Structured figure records

------------------------------

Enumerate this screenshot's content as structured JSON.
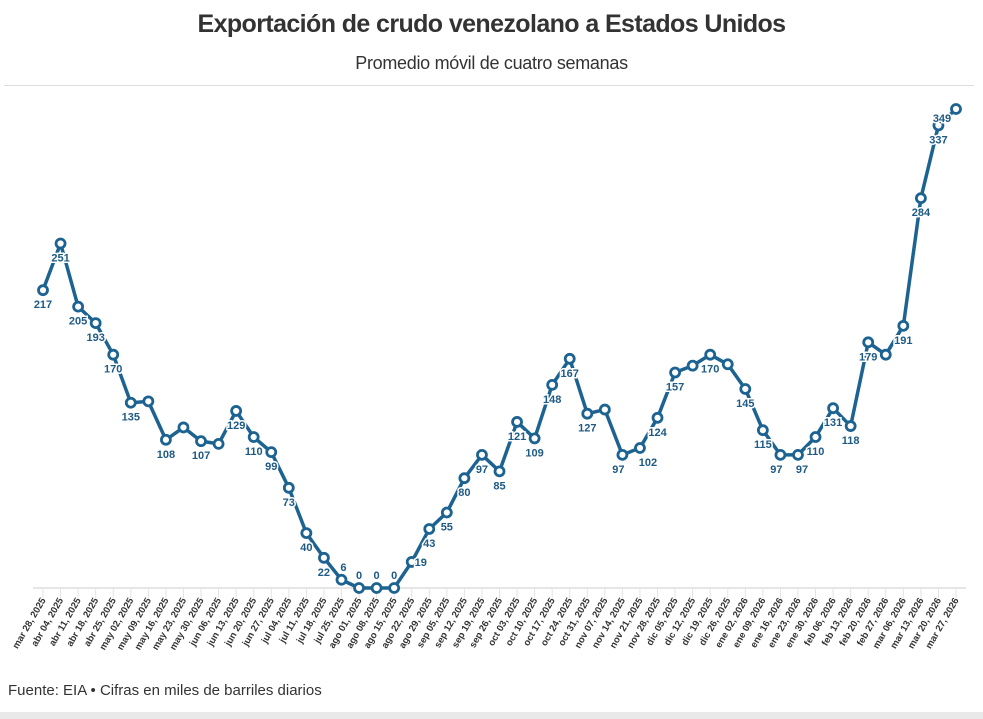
{
  "chart_data": {
    "type": "line",
    "title": "Exportación de crudo venezolano a Estados Unidos",
    "subtitle": "Promedio móvil de cuatro semanas",
    "xlabel": "",
    "ylabel": "",
    "ylim": [
      0,
      349
    ],
    "grid": false,
    "color": "#1d6391",
    "categories": [
      "mar 28, 2025",
      "abr 04, 2025",
      "abr 11, 2025",
      "abr 18, 2025",
      "abr 25, 2025",
      "may 02, 2025",
      "may 09, 2025",
      "may 16, 2025",
      "may 23, 2025",
      "may 30, 2025",
      "jun 06, 2025",
      "jun 13, 2025",
      "jun 20, 2025",
      "jun 27, 2025",
      "jul 04, 2025",
      "jul 11, 2025",
      "jul 18, 2025",
      "jul 25, 2025",
      "ago 01, 2025",
      "ago 08, 2025",
      "ago 15, 2025",
      "ago 22, 2025",
      "ago 29, 2025",
      "sep 05, 2025",
      "sep 12, 2025",
      "sep 19, 2025",
      "sep 26, 2025",
      "oct 03, 2025",
      "oct 10, 2025",
      "oct 17, 2025",
      "oct 24, 2025",
      "oct 31, 2025",
      "nov 07, 2025",
      "nov 14, 2025",
      "nov 21, 2025",
      "nov 28, 2025",
      "dic 05, 2025",
      "dic 12, 2025",
      "dic 19, 2025",
      "dic 26, 2025",
      "ene 02, 2026",
      "ene 09, 2026",
      "ene 16, 2026",
      "ene 23, 2026",
      "ene 30, 2026",
      "feb 06, 2026",
      "feb 13, 2026",
      "feb 20, 2026",
      "feb 27, 2026",
      "mar 06, 2026",
      "mar 13, 2026",
      "mar 20, 2026",
      "mar 27, 2026"
    ],
    "values": [
      217,
      251,
      205,
      193,
      170,
      135,
      136,
      108,
      117,
      107,
      105,
      129,
      110,
      99,
      73,
      40,
      22,
      6,
      0,
      0,
      0,
      19,
      43,
      55,
      80,
      97,
      85,
      121,
      109,
      148,
      167,
      127,
      130,
      97,
      102,
      124,
      157,
      162,
      170,
      163,
      145,
      115,
      97,
      97,
      110,
      131,
      118,
      179,
      170,
      191,
      284,
      337,
      349
    ],
    "data_labels": [
      "217",
      "251",
      "205",
      "193",
      "170",
      "135",
      "",
      "108",
      "",
      "107",
      "",
      "129",
      "110",
      "99",
      "73",
      "40",
      "22",
      "6",
      "0",
      "0",
      "0",
      "19",
      "43",
      "55",
      "80",
      "97",
      "85",
      "121",
      "109",
      "148",
      "167",
      "127",
      "",
      "97",
      "102",
      "124",
      "157",
      "",
      "170",
      "",
      "145",
      "115",
      "97",
      "97",
      "110",
      "131",
      "118",
      "179",
      "",
      "191",
      "284",
      "337",
      "349"
    ]
  },
  "footer": "Fuente: EIA • Cifras en miles de barriles diarios"
}
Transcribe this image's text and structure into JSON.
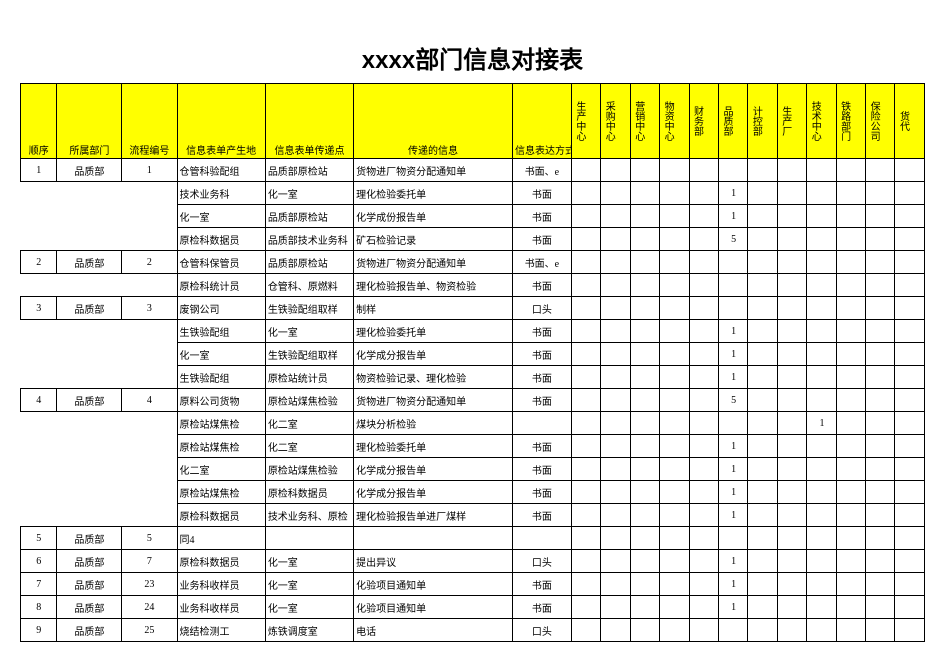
{
  "title": "xxxx部门信息对接表",
  "headers": {
    "seq": "顺序",
    "dept": "所属部门",
    "flow": "流程编号",
    "gen": "信息表单产生地",
    "pass": "信息表单传递点",
    "info": "传递的信息",
    "mode": "信息表达方式",
    "narrow": [
      "生产中心",
      "采购中心",
      "营销中心",
      "物资中心",
      "财务部",
      "品质部",
      "计控部",
      "生产厂",
      "技术中心",
      "铁路部门",
      "保险公司",
      "货代"
    ]
  },
  "rows": [
    {
      "seq": "1",
      "dept": "品质部",
      "flow": "1",
      "gen": "仓管科验配组",
      "pass": "品质部原检站",
      "info": "货物进厂物资分配通知单",
      "mode": "书面、e",
      "cells": {
        "0": "",
        "1": "",
        "2": "",
        "3": "",
        "4": "",
        "5": "",
        "6": "",
        "7": "",
        "8": "",
        "9": "",
        "10": "",
        "11": ""
      }
    },
    {
      "seq": "",
      "dept": "",
      "flow": "",
      "gen": "技术业务科",
      "pass": "化一室",
      "info": "理化检验委托单",
      "mode": "书面",
      "cells": {
        "5": "1"
      }
    },
    {
      "seq": "",
      "dept": "",
      "flow": "",
      "gen": "化一室",
      "pass": "品质部原检站",
      "info": "化学成份报告单",
      "mode": "书面",
      "cells": {
        "5": "1"
      }
    },
    {
      "seq": "",
      "dept": "",
      "flow": "",
      "gen": "原检科数据员",
      "pass": "品质部技术业务科",
      "info": "矿石检验记录",
      "mode": "书面",
      "cells": {
        "5": "5"
      }
    },
    {
      "seq": "2",
      "dept": "品质部",
      "flow": "2",
      "gen": "仓管科保管员",
      "pass": "品质部原检站",
      "info": "货物进厂物资分配通知单",
      "mode": "书面、e",
      "cells": {}
    },
    {
      "seq": "",
      "dept": "",
      "flow": "",
      "gen": "原检科统计员",
      "pass": "仓管科、原燃料",
      "info": "理化检验报告单、物资检验",
      "mode": "书面",
      "cells": {}
    },
    {
      "seq": "3",
      "dept": "品质部",
      "flow": "3",
      "gen": "废钢公司",
      "pass": "生铁验配组取样",
      "info": "制样",
      "mode": "口头",
      "cells": {}
    },
    {
      "seq": "",
      "dept": "",
      "flow": "",
      "gen": "生铁验配组",
      "pass": "化一室",
      "info": "理化检验委托单",
      "mode": "书面",
      "cells": {
        "5": "1"
      }
    },
    {
      "seq": "",
      "dept": "",
      "flow": "",
      "gen": "化一室",
      "pass": "生铁验配组取样",
      "info": "化学成分报告单",
      "mode": "书面",
      "cells": {
        "5": "1"
      }
    },
    {
      "seq": "",
      "dept": "",
      "flow": "",
      "gen": "生铁验配组",
      "pass": "原检站统计员",
      "info": "物资检验记录、理化检验",
      "mode": "书面",
      "cells": {
        "5": "1"
      }
    },
    {
      "seq": "4",
      "dept": "品质部",
      "flow": "4",
      "gen": "原料公司货物",
      "pass": "原检站煤焦检验",
      "info": "货物进厂物资分配通知单",
      "mode": "书面",
      "cells": {
        "5": "5"
      }
    },
    {
      "seq": "",
      "dept": "",
      "flow": "",
      "gen": "原检站煤焦检",
      "pass": "化二室",
      "info": "煤块分析检验",
      "mode": "",
      "cells": {
        "8": "1"
      }
    },
    {
      "seq": "",
      "dept": "",
      "flow": "",
      "gen": "原检站煤焦检",
      "pass": "化二室",
      "info": "理化检验委托单",
      "mode": "书面",
      "cells": {
        "5": "1"
      }
    },
    {
      "seq": "",
      "dept": "",
      "flow": "",
      "gen": "化二室",
      "pass": "原检站煤焦检验",
      "info": "化学成分报告单",
      "mode": "书面",
      "cells": {
        "5": "1"
      }
    },
    {
      "seq": "",
      "dept": "",
      "flow": "",
      "gen": "原检站煤焦检",
      "pass": "原检科数据员",
      "info": "化学成分报告单",
      "mode": "书面",
      "cells": {
        "5": "1"
      }
    },
    {
      "seq": "",
      "dept": "",
      "flow": "",
      "gen": "原检科数据员",
      "pass": "技术业务科、原检",
      "info": "理化检验报告单进厂煤样",
      "mode": "书面",
      "cells": {
        "5": "1"
      }
    },
    {
      "seq": "5",
      "dept": "品质部",
      "flow": "5",
      "gen": "同4",
      "pass": "",
      "info": "",
      "mode": "",
      "cells": {}
    },
    {
      "seq": "6",
      "dept": "品质部",
      "flow": "7",
      "gen": "原检科数据员",
      "pass": "化一室",
      "info": "提出异议",
      "mode": "口头",
      "cells": {
        "5": "1"
      }
    },
    {
      "seq": "7",
      "dept": "品质部",
      "flow": "23",
      "gen": "业务科收样员",
      "pass": "化一室",
      "info": "化验项目通知单",
      "mode": "书面",
      "cells": {
        "5": "1"
      }
    },
    {
      "seq": "8",
      "dept": "品质部",
      "flow": "24",
      "gen": "业务科收样员",
      "pass": "化一室",
      "info": "化验项目通知单",
      "mode": "书面",
      "cells": {
        "5": "1"
      }
    },
    {
      "seq": "9",
      "dept": "品质部",
      "flow": "25",
      "gen": "烧结检测工",
      "pass": "炼铁调度室",
      "info": "电话",
      "mode": "口头",
      "cells": {}
    }
  ],
  "colors": {
    "header_bg": "#ffff00",
    "background": "#ffffff",
    "border": "#000000",
    "text": "#000000"
  }
}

------------------------------

* [Exercise prompt]: Copy out every line from the data above that has "this" in it.

* [Response]:
Enumerate this screenshot's content as structured JSON.
Transcribe this image's text and structure into JSON.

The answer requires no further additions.